In the listing below, locate the lines bearing the word "образование". Copy every one of them.
"""
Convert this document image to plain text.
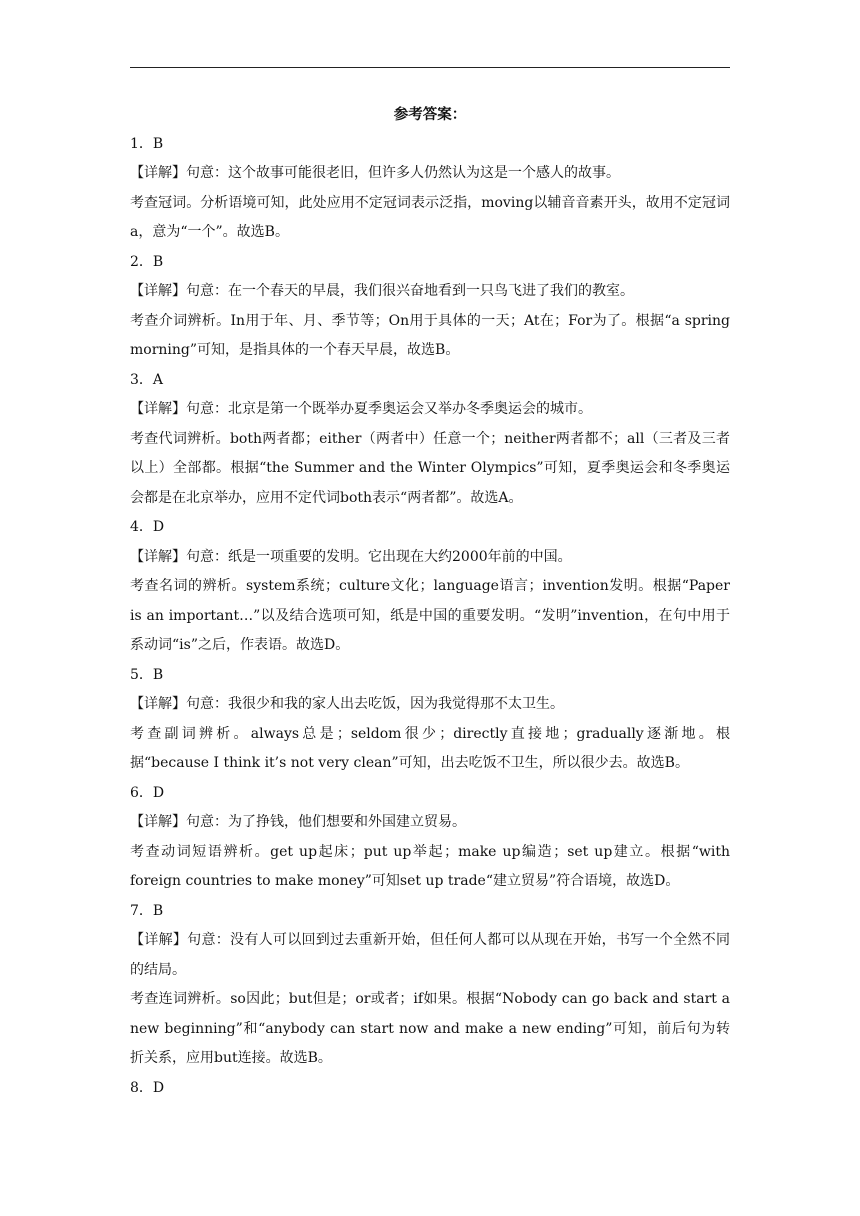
参考答案：

1．B

【详解】句意：这个故事可能很老旧，但许多人仍然认为这是一个感人的故事。

考查冠词。分析语境可知，此处应用不定冠词表示泛指，moving以辅音音素开头，故用不定冠词a，意为“一个”。故选B。

2．B

【详解】句意：在一个春天的早晨，我们很兴奋地看到一只鸟飞进了我们的教室。

考查介词辨析。In用于年、月、季节等；On用于具体的一天；At在；For为了。根据“a spring morning”可知，是指具体的一个春天早晨，故选B。

3．A

【详解】句意：北京是第一个既举办夏季奥运会又举办冬季奥运会的城市。

考查代词辨析。both两者都；either（两者中）任意一个；neither两者都不；all（三者及三者以上）全部都。根据“the Summer and the Winter Olympics”可知，夏季奥运会和冬季奥运会都是在北京举办，应用不定代词both表示“两者都”。故选A。

4．D

【详解】句意：纸是一项重要的发明。它出现在大约2000年前的中国。

考查名词的辨析。system系统；culture文化；language语言；invention发明。根据“Paper is an important…”以及结合选项可知，纸是中国的重要发明。“发明”invention，在句中用于系动词“is”之后，作表语。故选D。

5．B

【详解】句意：我很少和我的家人出去吃饭，因为我觉得那不太卫生。

考查副词辨析。always总是；seldom很少；directly直接地；gradually逐渐地。根据“because I think it’s not very clean”可知，出去吃饭不卫生，所以很少去。故选B。

6．D

【详解】句意：为了挣钱，他们想要和外国建立贸易。

考查动词短语辨析。get up起床；put up举起；make up编造；set up建立。根据“with foreign countries to make money”可知set up trade“建立贸易”符合语境，故选D。

7．B

【详解】句意：没有人可以回到过去重新开始，但任何人都可以从现在开始，书写一个全然不同的结局。

考查连词辨析。so因此；but但是；or或者；if如果。根据“Nobody can go back and start a new beginning”和“anybody can start now and make a new ending”可知，前后句为转折关系，应用but连接。故选B。

8．D
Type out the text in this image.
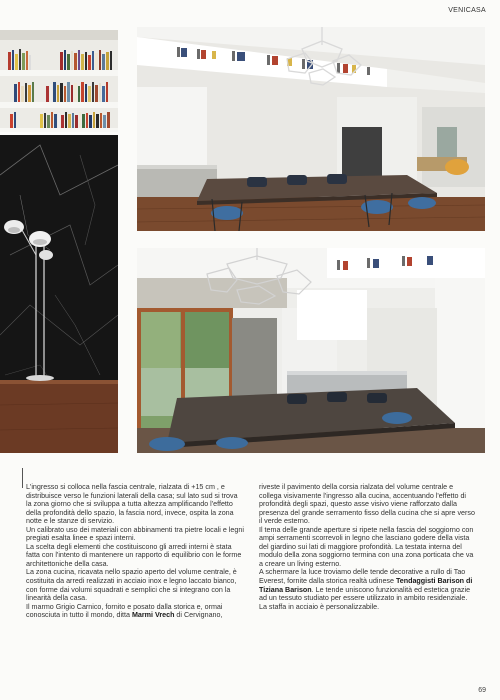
VENICASA

L'ingresso si colloca nella fascia centrale, rialzata di +15 cm , e distribuisce verso le funzioni laterali della casa; sul lato sud si trova la zona giorno che si sviluppa a tutta altezza amplificando l'effetto della profondità dello spazio, la fascia nord, invece, ospita la zona notte e le stanze di servizio.

Un calibrato uso dei materiali con abbinamenti tra pietre locali e legni pregiati esalta linee e spazi interni.

La scelta degli elementi che costituiscono gli arredi interni è stata fatta con l'intento di mantenere un rapporto di equilibrio con le forme architettoniche della casa.

La zona cucina, ricavata nello spazio aperto del volume centrale, è costituita da arredi realizzati in acciaio inox e legno laccato bianco, con forme dai volumi squadrati e semplici che si integrano con la linearità della casa.

Il marmo Grigio Carnico, fornito e posato dalla storica e, ormai conosciuta in tutto il mondo, ditta Marmi Vrech di Cervignano,

riveste il pavimento della corsia rialzata del volume centrale e collega visivamente l'ingresso alla cucina, accentuando l'effetto di profondità degli spazi, questo asse visivo viene rafforzato dalla presenza del grande serramento fisso della cucina che si apre verso il verde esterno.

Il tema delle grande aperture si ripete nella fascia del soggiorno con ampi serramenti scorrevoli in legno che lasciano godere della vista del giardino sui lati di maggiore profondità. La testata interna del modulo della zona soggiorno termina con una zona porticata che va a creare un living esterno.

A schermare la luce troviamo delle tende decorative a rullo di Tao Everest, fornite dalla storica realtà udinese Tendaggisti Barison di Tiziana Barison. Le tende uniscono funzionalità ed estetica grazie ad un tessuto studiato per essere utilizzato in ambito residenziale. La staffa in acciaio è personalizzabile.

69
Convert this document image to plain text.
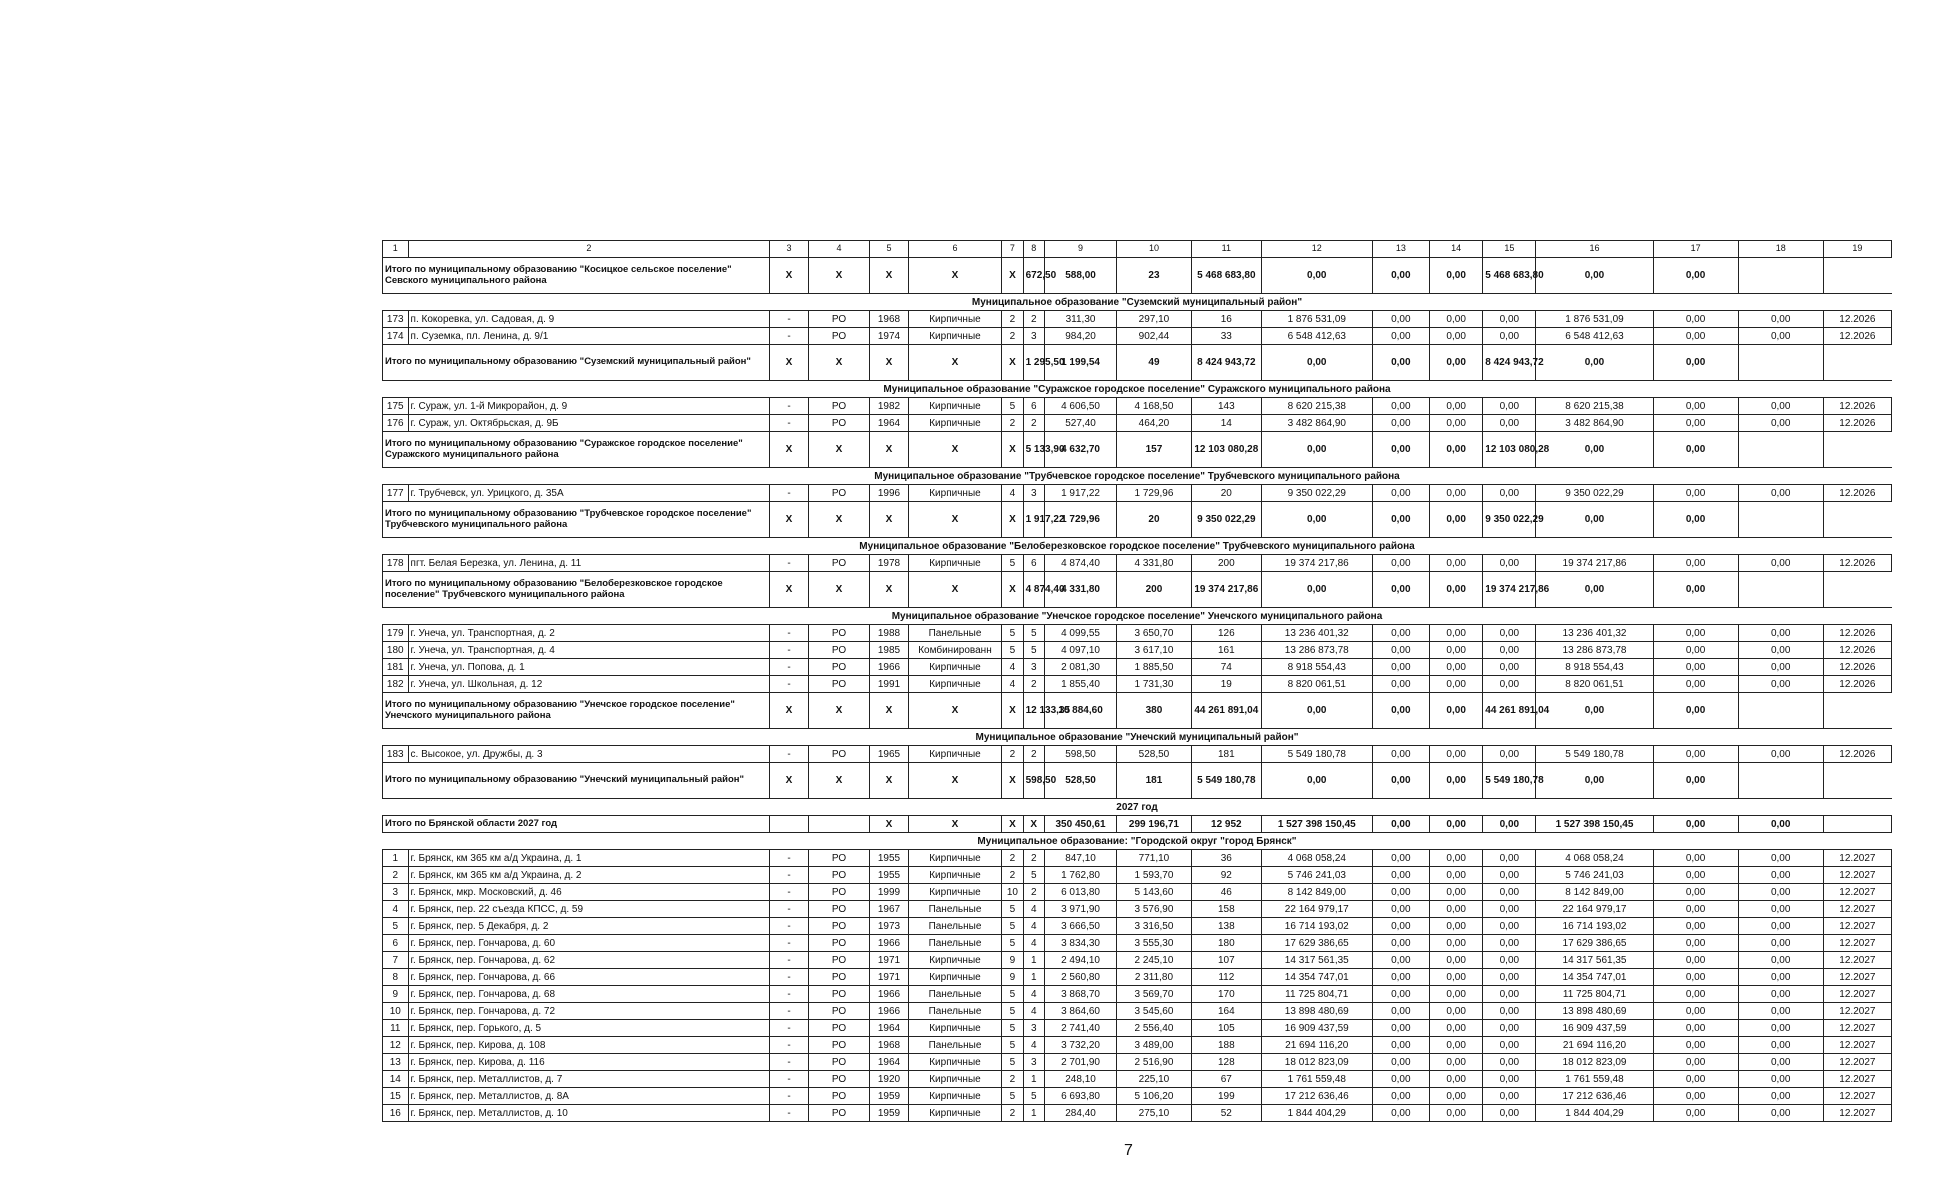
1	2	3	4	5	6	7	8	9	10	11	12	13	14	15	16	17	18	19
Итого по муниципальному образованию "Косицкое сельское поселение" Севского муниципального района		X	X	X	X	X	672,50	588,00	23	5 468 683,80	0,00	0,00	0,00	5 468 683,80	0,00	0,00		
Муниципальное образование "Суземский муниципальный район"																		
173	п. Кокоревка, ул. Садовая, д. 9	-	РО	1968	Кирпичные	2	2	311,30	297,10	16	1 876 531,09	0,00	0,00	0,00	1 876 531,09	0,00	0,00	12.2026
174	п. Суземка, пл. Ленина, д. 9/1	-	РО	1974	Кирпичные	2	3	984,20	902,44	33	6 548 412,63	0,00	0,00	0,00	6 548 412,63	0,00	0,00	12.2026
Итого по муниципальному образованию "Суземский муниципальный район"		X	X	X	X	X	1 295,50	1 199,54	49	8 424 943,72	0,00	0,00	0,00	8 424 943,72	0,00	0,00		
Муниципальное образование "Суражское городское поселение" Суражского муниципального района																		
175	г. Сураж, ул. 1-й Микрорайон, д. 9	-	РО	1982	Кирпичные	5	6	4 606,50	4 168,50	143	8 620 215,38	0,00	0,00	0,00	8 620 215,38	0,00	0,00	12.2026
176	г. Сураж, ул. Октябрьская, д. 9Б	-	РО	1964	Кирпичные	2	2	527,40	464,20	14	3 482 864,90	0,00	0,00	0,00	3 482 864,90	0,00	0,00	12.2026
Итого по муниципальному образованию "Суражское городское поселение" Суражского муниципального района		X	X	X	X	X	5 133,90	4 632,70	157	12 103 080,28	0,00	0,00	0,00	12 103 080,28	0,00	0,00		
Муниципальное образование "Трубчевское городское поселение" Трубчевского муниципального района																		
177	г. Трубчевск, ул. Урицкого, д. 35А	-	РО	1996	Кирпичные	4	3	1 917,22	1 729,96	20	9 350 022,29	0,00	0,00	0,00	9 350 022,29	0,00	0,00	12.2026
Итого по муниципальному образованию "Трубчевское городское поселение" Трубчевского муниципального района		X	X	X	X	X	1 917,22	1 729,96	20	9 350 022,29	0,00	0,00	0,00	9 350 022,29	0,00	0,00		
Муниципальное образование "Белоберезковское городское поселение" Трубчевского муниципального района																		
178	пгт. Белая Березка, ул. Ленина, д. 11	-	РО	1978	Кирпичные	5	6	4 874,40	4 331,80	200	19 374 217,86	0,00	0,00	0,00	19 374 217,86	0,00	0,00	12.2026
Итого по муниципальному образованию "Белоберезковское городское поселение" Трубчевского муниципального района		X	X	X	X	X	4 874,40	4 331,80	200	19 374 217,86	0,00	0,00	0,00	19 374 217,86	0,00	0,00		
Муниципальное образование "Унечское городское поселение" Унечского муниципального района																		
179	г. Унеча, ул. Транспортная, д. 2	-	РО	1988	Панельные	5	5	4 099,55	3 650,70	126	13 236 401,32	0,00	0,00	0,00	13 236 401,32	0,00	0,00	12.2026
180	г. Унеча, ул. Транспортная, д. 4	-	РО	1985	Комбинированн	5	5	4 097,10	3 617,10	161	13 286 873,78	0,00	0,00	0,00	13 286 873,78	0,00	0,00	12.2026
181	г. Унеча, ул. Попова, д. 1	-	РО	1966	Кирпичные	4	3	2 081,30	1 885,50	74	8 918 554,43	0,00	0,00	0,00	8 918 554,43	0,00	0,00	12.2026
182	г. Унеча, ул. Школьная, д. 12	-	РО	1991	Кирпичные	4	2	1 855,40	1 731,30	19	8 820 061,51	0,00	0,00	0,00	8 820 061,51	0,00	0,00	12.2026
Итого по муниципальному образованию "Унечское городское поселение" Унечского муниципального района		X	X	X	X	X	12 133,35	10 884,60	380	44 261 891,04	0,00	0,00	0,00	44 261 891,04	0,00	0,00		
Муниципальное образование "Унечский муниципальный район"																		
183	с. Высокое, ул. Дружбы, д. 3	-	РО	1965	Кирпичные	2	2	598,50	528,50	181	5 549 180,78	0,00	0,00	0,00	5 549 180,78	0,00	0,00	12.2026
Итого по муниципальному образованию "Унечский муниципальный район"		X	X	X	X	X	598,50	528,50	181	5 549 180,78	0,00	0,00	0,00	5 549 180,78	0,00	0,00		
2027 год																		
Итого по Брянской области 2027 год				X	X	X	X	350 450,61	299 196,71	12 952	1 527 398 150,45	0,00	0,00	0,00	1 527 398 150,45	0,00	0,00	
Муниципальное образование: "Городской округ "город Брянск"																		
1	г. Брянск, км 365 км а/д Украина, д. 1	-	РО	1955	Кирпичные	2	2	847,10	771,10	36	4 068 058,24	0,00	0,00	0,00	4 068 058,24	0,00	0,00	12.2027
2	г. Брянск, км 365 км а/д Украина, д. 2	-	РО	1955	Кирпичные	2	5	1 762,80	1 593,70	92	5 746 241,03	0,00	0,00	0,00	5 746 241,03	0,00	0,00	12.2027
3	г. Брянск, мкр. Московский, д. 46	-	РО	1999	Кирпичные	10	2	6 013,80	5 143,60	46	8 142 849,00	0,00	0,00	0,00	8 142 849,00	0,00	0,00	12.2027
4	г. Брянск, пер. 22 съезда КПСС, д. 59	-	РО	1967	Панельные	5	4	3 971,90	3 576,90	158	22 164 979,17	0,00	0,00	0,00	22 164 979,17	0,00	0,00	12.2027
5	г. Брянск, пер. 5 Декабря, д. 2	-	РО	1973	Панельные	5	4	3 666,50	3 316,50	138	16 714 193,02	0,00	0,00	0,00	16 714 193,02	0,00	0,00	12.2027
6	г. Брянск, пер. Гончарова, д. 60	-	РО	1966	Панельные	5	4	3 834,30	3 555,30	180	17 629 386,65	0,00	0,00	0,00	17 629 386,65	0,00	0,00	12.2027
7	г. Брянск, пер. Гончарова, д. 62	-	РО	1971	Кирпичные	9	1	2 494,10	2 245,10	107	14 317 561,35	0,00	0,00	0,00	14 317 561,35	0,00	0,00	12.2027
8	г. Брянск, пер. Гончарова, д. 66	-	РО	1971	Кирпичные	9	1	2 560,80	2 311,80	112	14 354 747,01	0,00	0,00	0,00	14 354 747,01	0,00	0,00	12.2027
9	г. Брянск, пер. Гончарова, д. 68	-	РО	1966	Панельные	5	4	3 868,70	3 569,70	170	11 725 804,71	0,00	0,00	0,00	11 725 804,71	0,00	0,00	12.2027
10	г. Брянск, пер. Гончарова, д. 72	-	РО	1966	Панельные	5	4	3 864,60	3 545,60	164	13 898 480,69	0,00	0,00	0,00	13 898 480,69	0,00	0,00	12.2027
11	г. Брянск, пер. Горького, д. 5	-	РО	1964	Кирпичные	5	3	2 741,40	2 556,40	105	16 909 437,59	0,00	0,00	0,00	16 909 437,59	0,00	0,00	12.2027
12	г. Брянск, пер. Кирова, д. 108	-	РО	1968	Панельные	5	4	3 732,20	3 489,00	188	21 694 116,20	0,00	0,00	0,00	21 694 116,20	0,00	0,00	12.2027
13	г. Брянск, пер. Кирова, д. 116	-	РО	1964	Кирпичные	5	3	2 701,90	2 516,90	128	18 012 823,09	0,00	0,00	0,00	18 012 823,09	0,00	0,00	12.2027
14	г. Брянск, пер. Металлистов, д. 7	-	РО	1920	Кирпичные	2	1	248,10	225,10	67	1 761 559,48	0,00	0,00	0,00	1 761 559,48	0,00	0,00	12.2027
15	г. Брянск, пер. Металлистов, д. 8А	-	РО	1959	Кирпичные	5	5	6 693,80	5 106,20	199	17 212 636,46	0,00	0,00	0,00	17 212 636,46	0,00	0,00	12.2027
16	г. Брянск, пер. Металлистов, д. 10	-	РО	1959	Кирпичные	2	1	284,40	275,10	52	1 844 404,29	0,00	0,00	0,00	1 844 404,29	0,00	0,00	12.2027
7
"""
### RESULT FOR THIS TASK
Муниципальное образование "Суземский муниципальный район"																		
Муниципальное образование "Суражское городское поселение" Суражского муниципального района																		
Муниципальное образование "Трубчевское городское поселение" Трубчевского муниципального района																		
Муниципальное образование "Белоберезковское городское поселение" Трубчевского муниципального района																		
Муниципальное образование "Унечское городское поселение" Унечского муниципального района																		
Муниципальное образование "Унечский муниципальный район"																		
Муниципальное образование: "Городской округ "город Брянск"																		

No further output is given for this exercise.